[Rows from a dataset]
═══

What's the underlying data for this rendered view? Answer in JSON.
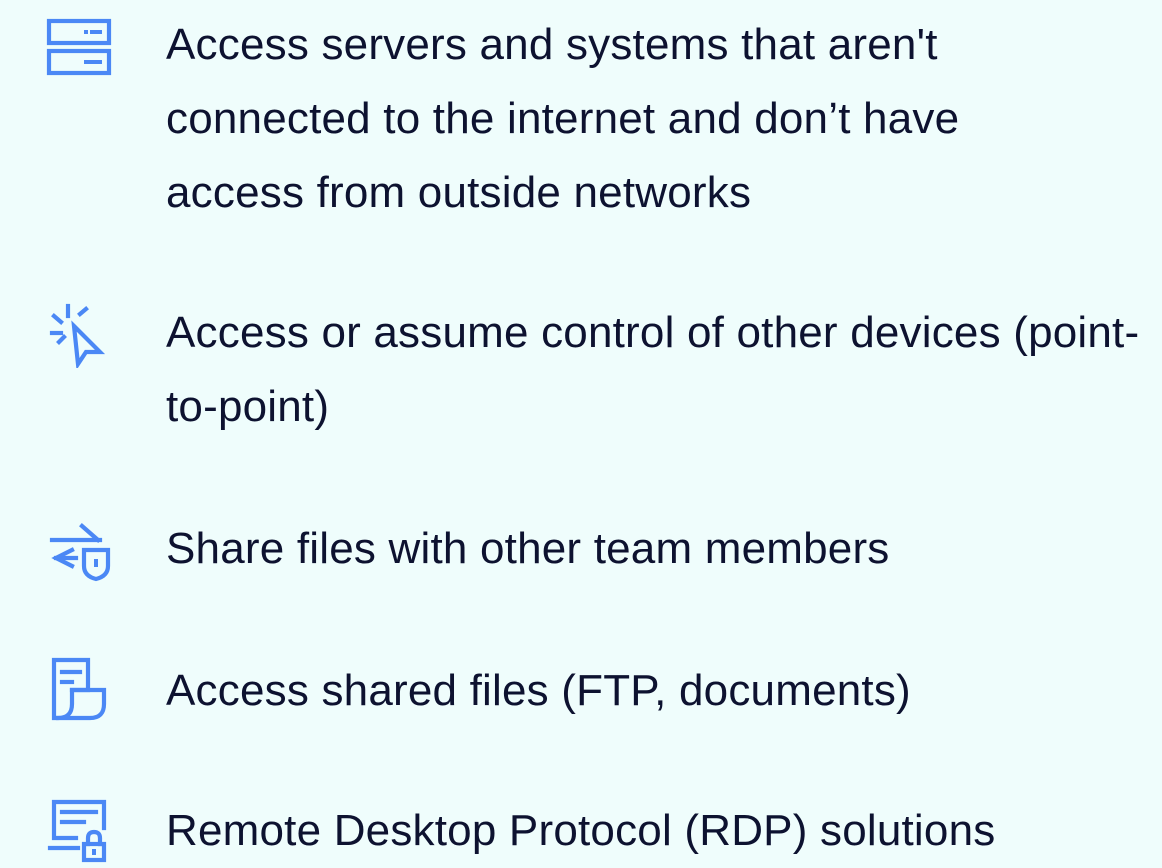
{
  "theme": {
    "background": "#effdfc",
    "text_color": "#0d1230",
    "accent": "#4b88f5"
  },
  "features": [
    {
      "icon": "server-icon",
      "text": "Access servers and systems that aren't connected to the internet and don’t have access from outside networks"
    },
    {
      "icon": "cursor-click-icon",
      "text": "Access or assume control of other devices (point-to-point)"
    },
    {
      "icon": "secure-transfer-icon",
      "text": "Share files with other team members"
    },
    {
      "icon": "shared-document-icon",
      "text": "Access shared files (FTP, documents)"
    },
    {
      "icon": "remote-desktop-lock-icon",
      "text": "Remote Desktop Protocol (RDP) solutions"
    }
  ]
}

═══

* WORK TO COMPLETE *
Repeat the data in full and exactly. Omit pictures.

* ANSWER TO THIS TASK *
What's the underlying data for this rendered view? Answer in JSON.
{
  "theme": {
    "background": "#effdfc",
    "text_color": "#0d1230",
    "accent": "#4b88f5"
  },
  "features": [
    {
      "icon": "server-icon",
      "text": "Access servers and systems that aren't connected to the internet and don’t have access from outside networks"
    },
    {
      "icon": "cursor-click-icon",
      "text": "Access or assume control of other devices (point-to-point)"
    },
    {
      "icon": "secure-transfer-icon",
      "text": "Share files with other team members"
    },
    {
      "icon": "shared-document-icon",
      "text": "Access shared files (FTP, documents)"
    },
    {
      "icon": "remote-desktop-lock-icon",
      "text": "Remote Desktop Protocol (RDP) solutions"
    }
  ]
}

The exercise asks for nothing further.